- **GIVEN ENTRIES**:
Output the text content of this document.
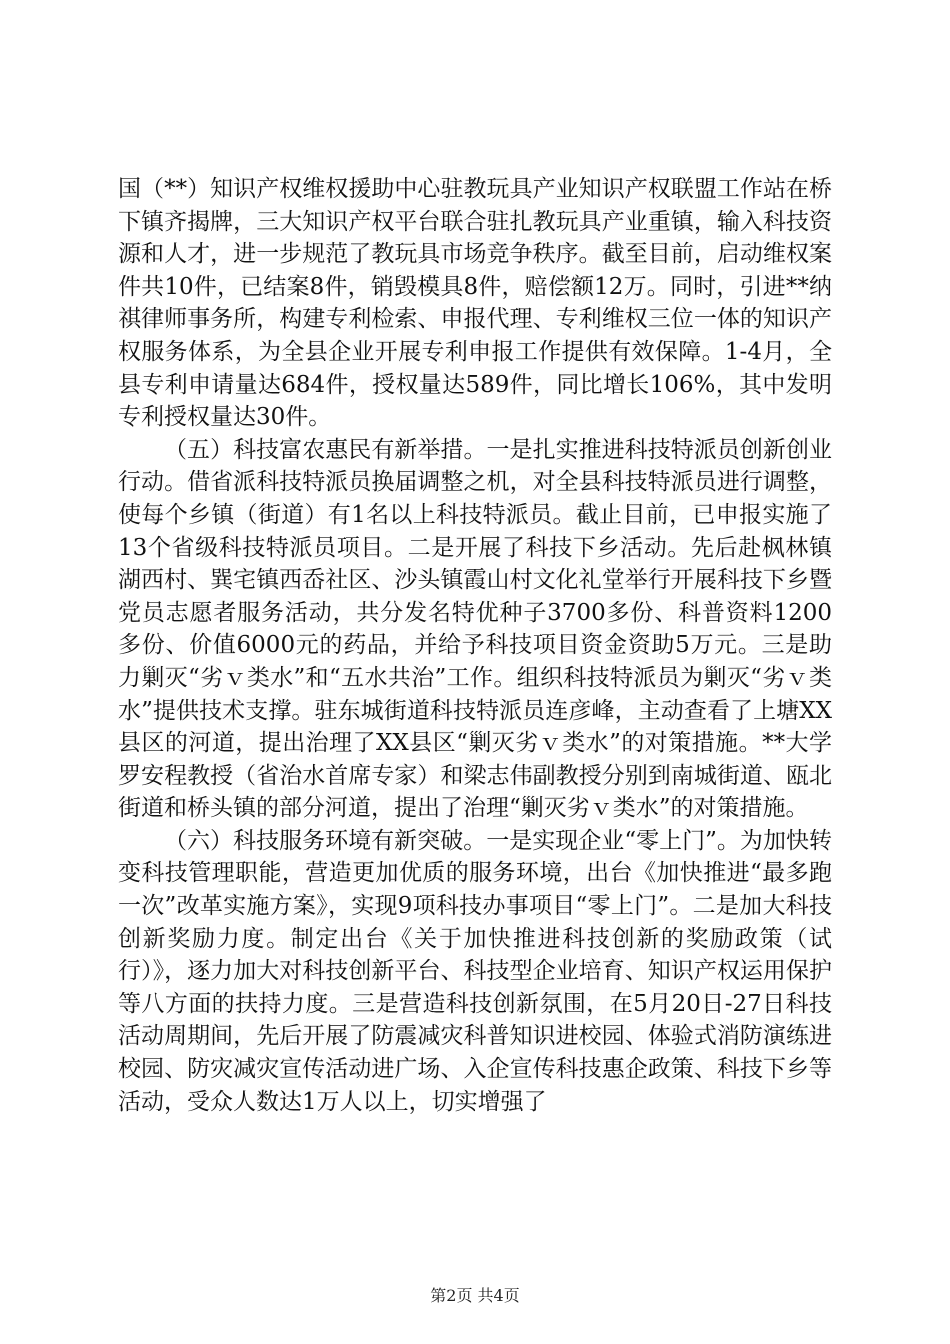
国（**）知识产权维权援助中心驻教玩具产业知识产权联盟工作站在桥下镇齐揭牌，三大知识产权平台联合驻扎教玩具产业重镇，输入科技资源和人才，进一步规范了教玩具市场竞争秩序。截至目前，启动维权案件共10件，已结案8件，销毁模具8件，赔偿额12万。同时，引进**纳祺律师事务所，构建专利检索、申报代理、专利维权三位一体的知识产权服务体系，为全县企业开展专利申报工作提供有效保障。1-4月，全县专利申请量达684件，授权量达589件，同比增长106%，其中发明专利授权量达30件。

（五）科技富农惠民有新举措。一是扎实推进科技特派员创新创业行动。借省派科技特派员换届调整之机，对全县科技特派员进行调整，使每个乡镇（街道）有1名以上科技特派员。截止目前，已申报实施了13个省级科技特派员项目。二是开展了科技下乡活动。先后赴枫林镇湖西村、巽宅镇西岙社区、沙头镇霞山村文化礼堂举行开展科技下乡暨党员志愿者服务活动，共分发名特优种子3700多份、科普资料1200多份、价值6000元的药品，并给予科技项目资金资助5万元。三是助力剿灭“劣ｖ类水”和“五水共治”工作。组织科技特派员为剿灭“劣ｖ类水”提供技术支撑。驻东城街道科技特派员连彦峰，主动查看了上塘XX县区的河道，提出治理了XX县区“剿灭劣ｖ类水”的对策措施。**大学罗安程教授（省治水首席专家）和梁志伟副教授分别到南城街道、瓯北街道和桥头镇的部分河道，提出了治理“剿灭劣ｖ类水”的对策措施。

（六）科技服务环境有新突破。一是实现企业“零上门”。为加快转变科技管理职能，营造更加优质的服务环境，出台《加快推进“最多跑一次”改革实施方案》，实现9项科技办事项目“零上门”。二是加大科技创新奖励力度。制定出台《关于加快推进科技创新的奖励政策（试行）》，逐力加大对科技创新平台、科技型企业培育、知识产权运用保护等八方面的扶持力度。三是营造科技创新氛围，在5月20日-27日科技活动周期间，先后开展了防震减灾科普知识进校园、体验式消防演练进校园、防灾减灾宣传活动进广场、入企宣传科技惠企政策、科技下乡等活动，受众人数达1万人以上，切实增强了

第2页 共4页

- **EXERCISE AIM**:
Every entry above needs to be retyped exactly; drop the pictures.

- **TASK ANSWER**:
Output the text content of this document.
国（**）知识产权维权援助中心驻教玩具产业知识产权联盟工作站在桥下镇齐揭牌，三大知识产权平台联合驻扎教玩具产业重镇，输入科技资源和人才，进一步规范了教玩具市场竞争秩序。截至目前，启动维权案件共10件，已结案8件，销毁模具8件，赔偿额12万。同时，引进**纳祺律师事务所，构建专利检索、申报代理、专利维权三位一体的知识产权服务体系，为全县企业开展专利申报工作提供有效保障。1-4月，全县专利申请量达684件，授权量达589件，同比增长106%，其中发明专利授权量达30件。

（五）科技富农惠民有新举措。一是扎实推进科技特派员创新创业行动。借省派科技特派员换届调整之机，对全县科技特派员进行调整，使每个乡镇（街道）有1名以上科技特派员。截止目前，已申报实施了13个省级科技特派员项目。二是开展了科技下乡活动。先后赴枫林镇湖西村、巽宅镇西岙社区、沙头镇霞山村文化礼堂举行开展科技下乡暨党员志愿者服务活动，共分发名特优种子3700多份、科普资料1200多份、价值6000元的药品，并给予科技项目资金资助5万元。三是助力剿灭“劣ｖ类水”和“五水共治”工作。组织科技特派员为剿灭“劣ｖ类水”提供技术支撑。驻东城街道科技特派员连彦峰，主动查看了上塘XX县区的河道，提出治理了XX县区“剿灭劣ｖ类水”的对策措施。**大学罗安程教授（省治水首席专家）和梁志伟副教授分别到南城街道、瓯北街道和桥头镇的部分河道，提出了治理“剿灭劣ｖ类水”的对策措施。

（六）科技服务环境有新突破。一是实现企业“零上门”。为加快转变科技管理职能，营造更加优质的服务环境，出台《加快推进“最多跑一次”改革实施方案》，实现9项科技办事项目“零上门”。二是加大科技创新奖励力度。制定出台《关于加快推进科技创新的奖励政策（试行）》，逐力加大对科技创新平台、科技型企业培育、知识产权运用保护等八方面的扶持力度。三是营造科技创新氛围，在5月20日-27日科技活动周期间，先后开展了防震减灾科普知识进校园、体验式消防演练进校园、防灾减灾宣传活动进广场、入企宣传科技惠企政策、科技下乡等活动，受众人数达1万人以上，切实增强了

第2页 共4页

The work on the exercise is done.